-- Start DATA RECORDS --

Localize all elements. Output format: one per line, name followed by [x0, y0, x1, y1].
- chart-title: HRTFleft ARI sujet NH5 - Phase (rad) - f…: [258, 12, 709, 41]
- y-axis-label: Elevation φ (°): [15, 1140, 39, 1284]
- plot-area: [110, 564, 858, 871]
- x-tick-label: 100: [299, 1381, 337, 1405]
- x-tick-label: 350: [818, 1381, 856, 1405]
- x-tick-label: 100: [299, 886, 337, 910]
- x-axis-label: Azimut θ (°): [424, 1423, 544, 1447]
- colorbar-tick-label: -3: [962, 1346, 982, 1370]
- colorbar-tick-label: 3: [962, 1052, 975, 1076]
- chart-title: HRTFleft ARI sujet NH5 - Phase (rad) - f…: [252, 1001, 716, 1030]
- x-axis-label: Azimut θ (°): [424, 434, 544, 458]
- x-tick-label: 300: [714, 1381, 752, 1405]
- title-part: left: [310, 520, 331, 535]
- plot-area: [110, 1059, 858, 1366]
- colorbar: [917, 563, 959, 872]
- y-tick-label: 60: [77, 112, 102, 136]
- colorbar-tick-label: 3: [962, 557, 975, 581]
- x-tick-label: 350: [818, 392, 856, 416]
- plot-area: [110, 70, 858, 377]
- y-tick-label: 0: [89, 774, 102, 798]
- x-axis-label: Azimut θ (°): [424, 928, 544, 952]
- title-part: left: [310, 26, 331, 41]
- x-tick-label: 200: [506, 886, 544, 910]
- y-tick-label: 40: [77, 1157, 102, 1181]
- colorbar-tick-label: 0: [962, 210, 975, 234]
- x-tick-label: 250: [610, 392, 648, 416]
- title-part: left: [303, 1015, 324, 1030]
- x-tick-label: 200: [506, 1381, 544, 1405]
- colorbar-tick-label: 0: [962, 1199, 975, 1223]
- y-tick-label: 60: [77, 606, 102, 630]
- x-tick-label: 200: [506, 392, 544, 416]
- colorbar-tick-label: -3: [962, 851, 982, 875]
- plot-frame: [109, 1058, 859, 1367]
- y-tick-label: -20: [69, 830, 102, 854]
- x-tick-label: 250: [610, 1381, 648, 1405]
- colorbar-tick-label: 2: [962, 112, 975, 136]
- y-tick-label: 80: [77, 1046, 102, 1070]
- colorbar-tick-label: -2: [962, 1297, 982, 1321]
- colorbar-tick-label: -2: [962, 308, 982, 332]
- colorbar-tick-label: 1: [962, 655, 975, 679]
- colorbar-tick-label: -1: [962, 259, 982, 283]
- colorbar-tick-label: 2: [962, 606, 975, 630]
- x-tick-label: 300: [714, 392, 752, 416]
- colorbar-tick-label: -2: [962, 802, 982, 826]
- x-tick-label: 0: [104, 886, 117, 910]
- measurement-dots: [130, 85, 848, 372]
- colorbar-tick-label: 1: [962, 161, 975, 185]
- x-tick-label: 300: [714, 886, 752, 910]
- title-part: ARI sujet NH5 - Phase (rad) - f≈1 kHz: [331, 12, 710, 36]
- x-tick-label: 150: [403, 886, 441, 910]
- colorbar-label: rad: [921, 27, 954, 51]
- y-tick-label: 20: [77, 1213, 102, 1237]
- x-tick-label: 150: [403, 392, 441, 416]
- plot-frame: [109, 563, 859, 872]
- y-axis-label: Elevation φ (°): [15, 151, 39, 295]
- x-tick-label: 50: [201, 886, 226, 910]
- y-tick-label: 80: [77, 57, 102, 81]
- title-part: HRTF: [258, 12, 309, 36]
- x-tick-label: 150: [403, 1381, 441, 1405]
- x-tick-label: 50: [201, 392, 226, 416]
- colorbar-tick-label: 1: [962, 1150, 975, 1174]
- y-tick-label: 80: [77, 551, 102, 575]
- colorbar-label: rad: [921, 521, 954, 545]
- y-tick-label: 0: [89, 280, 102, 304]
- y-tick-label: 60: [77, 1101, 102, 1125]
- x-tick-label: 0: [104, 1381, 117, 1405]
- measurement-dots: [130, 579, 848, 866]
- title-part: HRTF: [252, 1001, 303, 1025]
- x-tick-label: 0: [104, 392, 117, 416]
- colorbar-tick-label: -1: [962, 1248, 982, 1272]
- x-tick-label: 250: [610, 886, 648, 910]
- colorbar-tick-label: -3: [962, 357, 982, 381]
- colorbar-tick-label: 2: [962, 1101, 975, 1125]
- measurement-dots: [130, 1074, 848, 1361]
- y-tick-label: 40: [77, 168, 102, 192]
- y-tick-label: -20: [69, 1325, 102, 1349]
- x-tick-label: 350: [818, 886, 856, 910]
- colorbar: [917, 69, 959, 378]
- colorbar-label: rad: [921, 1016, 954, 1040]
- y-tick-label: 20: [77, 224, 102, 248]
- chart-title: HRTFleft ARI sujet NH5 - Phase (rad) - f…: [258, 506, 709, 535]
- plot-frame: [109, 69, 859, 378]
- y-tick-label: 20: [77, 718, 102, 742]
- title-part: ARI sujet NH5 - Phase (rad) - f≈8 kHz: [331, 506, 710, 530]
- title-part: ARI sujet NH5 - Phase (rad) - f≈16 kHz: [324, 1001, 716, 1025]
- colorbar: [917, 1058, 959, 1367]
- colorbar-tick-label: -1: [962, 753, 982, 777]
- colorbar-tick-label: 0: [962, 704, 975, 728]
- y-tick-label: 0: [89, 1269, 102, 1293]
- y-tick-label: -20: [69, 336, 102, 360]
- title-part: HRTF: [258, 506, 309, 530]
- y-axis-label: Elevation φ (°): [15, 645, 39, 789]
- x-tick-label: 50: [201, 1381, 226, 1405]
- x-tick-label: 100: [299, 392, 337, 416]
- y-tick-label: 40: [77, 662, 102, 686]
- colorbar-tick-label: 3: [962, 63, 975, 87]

-- End DATA RECORDS --

WRITTEN EXERCISE:
Rewrite the items above, changing every "Azimut" to "Azimuth" and leaving all else unchanged.

SOLUTION TO THE PROBLEM:
Localize all elements. Output format: one per line, name followed by [x0, y0, x1, y1].
- chart-title: HRTFleft ARI sujet NH5 - Phase (rad) - f…: [258, 12, 709, 41]
- y-axis-label: Elevation φ (°): [15, 1140, 39, 1284]
- plot-area: [110, 564, 858, 871]
- x-tick-label: 100: [299, 1381, 337, 1405]
- x-tick-label: 350: [818, 1381, 856, 1405]
- x-tick-label: 100: [299, 886, 337, 910]
- x-axis-label: Azimuth θ (°): [424, 1423, 544, 1447]
- colorbar-tick-label: -3: [962, 1346, 982, 1370]
- colorbar-tick-label: 3: [962, 1052, 975, 1076]
- chart-title: HRTFleft ARI sujet NH5 - Phase (rad) - f…: [252, 1001, 716, 1030]
- x-axis-label: Azimuth θ (°): [424, 434, 544, 458]
- x-tick-label: 300: [714, 1381, 752, 1405]
- title-part: left: [310, 520, 331, 535]
- plot-area: [110, 1059, 858, 1366]
- colorbar: [917, 563, 959, 872]
- y-tick-label: 60: [77, 112, 102, 136]
- colorbar-tick-label: 3: [962, 557, 975, 581]
- x-tick-label: 350: [818, 392, 856, 416]
- plot-area: [110, 70, 858, 377]
- y-tick-label: 0: [89, 774, 102, 798]
- x-axis-label: Azimuth θ (°): [424, 928, 544, 952]
- title-part: left: [310, 26, 331, 41]
- x-tick-label: 200: [506, 886, 544, 910]
- y-tick-label: 40: [77, 1157, 102, 1181]
- colorbar-tick-label: 0: [962, 210, 975, 234]
- x-tick-label: 250: [610, 392, 648, 416]
- title-part: left: [303, 1015, 324, 1030]
- x-tick-label: 200: [506, 1381, 544, 1405]
- colorbar-tick-label: 0: [962, 1199, 975, 1223]
- y-tick-label: 60: [77, 606, 102, 630]
- x-tick-label: 200: [506, 392, 544, 416]
- colorbar-tick-label: -3: [962, 851, 982, 875]
- plot-frame: [109, 1058, 859, 1367]
- y-tick-label: -20: [69, 830, 102, 854]
- x-tick-label: 250: [610, 1381, 648, 1405]
- colorbar-tick-label: 2: [962, 112, 975, 136]
- y-tick-label: 80: [77, 1046, 102, 1070]
- colorbar-tick-label: -2: [962, 1297, 982, 1321]
- colorbar-tick-label: -2: [962, 308, 982, 332]
- colorbar-tick-label: 1: [962, 655, 975, 679]
- colorbar-tick-label: -1: [962, 259, 982, 283]
- colorbar-tick-label: 2: [962, 606, 975, 630]
- x-tick-label: 300: [714, 392, 752, 416]
- colorbar-tick-label: -2: [962, 802, 982, 826]
- x-tick-label: 0: [104, 886, 117, 910]
- measurement-dots: [130, 85, 848, 372]
- colorbar-tick-label: 1: [962, 161, 975, 185]
- x-tick-label: 300: [714, 886, 752, 910]
- title-part: ARI sujet NH5 - Phase (rad) - f≈1 kHz: [331, 12, 710, 36]
- x-tick-label: 150: [403, 886, 441, 910]
- colorbar-label: rad: [921, 27, 954, 51]
- y-tick-label: 20: [77, 1213, 102, 1237]
- x-tick-label: 150: [403, 392, 441, 416]
- plot-frame: [109, 563, 859, 872]
- y-axis-label: Elevation φ (°): [15, 151, 39, 295]
- x-tick-label: 50: [201, 886, 226, 910]
- y-tick-label: 80: [77, 57, 102, 81]
- title-part: HRTF: [258, 12, 309, 36]
- x-tick-label: 150: [403, 1381, 441, 1405]
- x-tick-label: 50: [201, 392, 226, 416]
- colorbar-tick-label: 1: [962, 1150, 975, 1174]
- y-tick-label: 80: [77, 551, 102, 575]
- colorbar-label: rad: [921, 521, 954, 545]
- y-tick-label: 0: [89, 280, 102, 304]
- y-tick-label: 60: [77, 1101, 102, 1125]
- x-tick-label: 0: [104, 1381, 117, 1405]
- measurement-dots: [130, 579, 848, 866]
- title-part: HRTF: [252, 1001, 303, 1025]
- x-tick-label: 0: [104, 392, 117, 416]
- colorbar-tick-label: -1: [962, 1248, 982, 1272]
- x-tick-label: 250: [610, 886, 648, 910]
- colorbar-tick-label: -3: [962, 357, 982, 381]
- colorbar-tick-label: 2: [962, 1101, 975, 1125]
- measurement-dots: [130, 1074, 848, 1361]
- y-tick-label: 40: [77, 168, 102, 192]
- y-tick-label: -20: [69, 1325, 102, 1349]
- x-tick-label: 350: [818, 886, 856, 910]
- colorbar: [917, 69, 959, 378]
- colorbar-label: rad: [921, 1016, 954, 1040]
- y-tick-label: 20: [77, 224, 102, 248]
- chart-title: HRTFleft ARI sujet NH5 - Phase (rad) - f…: [258, 506, 709, 535]
- plot-frame: [109, 69, 859, 378]
- y-tick-label: 20: [77, 718, 102, 742]
- title-part: ARI sujet NH5 - Phase (rad) - f≈8 kHz: [331, 506, 710, 530]
- title-part: ARI sujet NH5 - Phase (rad) - f≈16 kHz: [324, 1001, 716, 1025]
- colorbar: [917, 1058, 959, 1367]
- colorbar-tick-label: -1: [962, 753, 982, 777]
- colorbar-tick-label: 0: [962, 704, 975, 728]
- y-tick-label: 0: [89, 1269, 102, 1293]
- y-tick-label: -20: [69, 336, 102, 360]
- title-part: HRTF: [258, 506, 309, 530]
- y-axis-label: Elevation φ (°): [15, 645, 39, 789]
- x-tick-label: 50: [201, 1381, 226, 1405]
- x-tick-label: 100: [299, 392, 337, 416]
- y-tick-label: 40: [77, 662, 102, 686]
- colorbar-tick-label: 3: [962, 63, 975, 87]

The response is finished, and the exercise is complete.